■ DATA EXCERPTS
◇ ◇ ◇ ◇ ◇

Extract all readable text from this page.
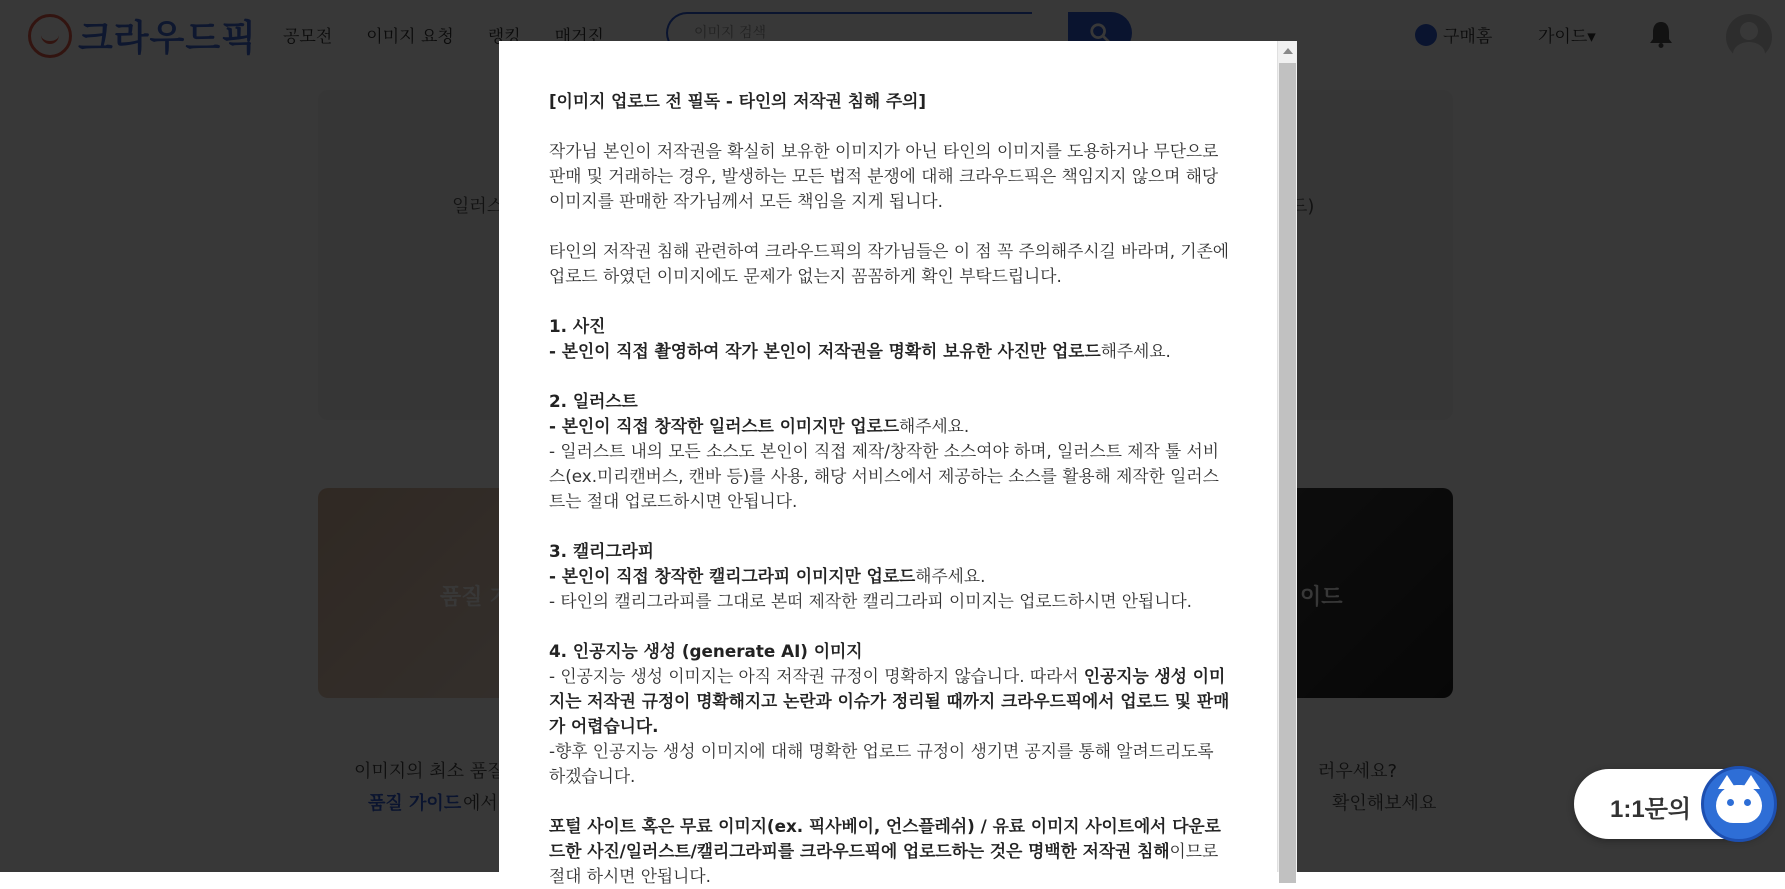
[이미지 업로드 전 필독 - 타인의 저작권 침해 주의]

작가님 본인이 저작권을 확실히 보유한 이미지가 아닌 타인의 이미지를 도용하거나 무단으로 판매 및 거래하는 경우, 발생하는 모든 법적 분쟁에 대해 크라우드픽은 책임지지 않으며 해당 이미지를 판매한 작가님께서 모든 책임을 지게 됩니다.

타인의 저작권 침해 관련하여 크라우드픽의 작가님들은 이 점 꼭 주의해주시길 바라며, 기존에 업로드 하였던 이미지에도 문제가 없는지 꼼꼼하게 확인 부탁드립니다.

1. 사진

- 본인이 직접 촬영하여 작가 본인이 저작권을 명확히 보유한 사진만 업로드해주세요.

2. 일러스트

- 본인이 직접 창작한 일러스트 이미지만 업로드해주세요.

- 일러스트 내의 모든 소스도 본인이 직접 제작/창작한 소스여야 하며, 일러스트 제작 툴 서비스(ex.미리캔버스, 캔바 등)를 사용, 해당 서비스에서 제공하는 소스를 활용해 제작한 일러스트는 절대 업로드하시면 안됩니다.

3. 캘리그라피

- 본인이 직접 창작한 캘리그라피 이미지만 업로드해주세요.

- 타인의 캘리그라피를 그대로 본떠 제작한 캘리그라피 이미지는 업로드하시면 안됩니다.

4. 인공지능 생성 (generate AI) 이미지

- 인공지능 생성 이미지는 아직 저작권 규정이 명확하지 않습니다. 따라서 인공지능 생성 이미지는 저작권 규정이 명확해지고 논란과 이슈가 정리될 때까지 크라우드픽에서 업로드 및 판매가 어렵습니다.

-향후 인공지능 생성 이미지에 대해 명확한 업로드 규정이 생기면 공지를 통해 알려드리도록 하겠습니다.

포털 사이트 혹은 무료 이미지(ex. 픽사베이, 언스플레쉬) / 유료 이미지 사이트에서 다운로드한 사진/일러스트/캘리그라피를 크라우드픽에 업로드하는 것은 명백한 저작권 침해이므로 절대 하시면 안됩니다.

1:1문의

◇ ◇ ◇ ◇ ◇

■ REQUIREMENT
Scan the lines for the string "업로드하시면". Pick out every line that has it.

■ COMPLETE RESPONSE
- 일러스트 내의 모든 소스도 본인이 직접 제작/창작한 소스여야 하며, 일러스트 제작 툴 서비스(ex.미리캔버스, 캔바 등)를 사용, 해당 서비스에서 제공하는 소스를 활용해 제작한 일러스트는 절대 업로드하시면 안됩니다.
- 타인의 캘리그라피를 그대로 본떠 제작한 캘리그라피 이미지는 업로드하시면 안됩니다.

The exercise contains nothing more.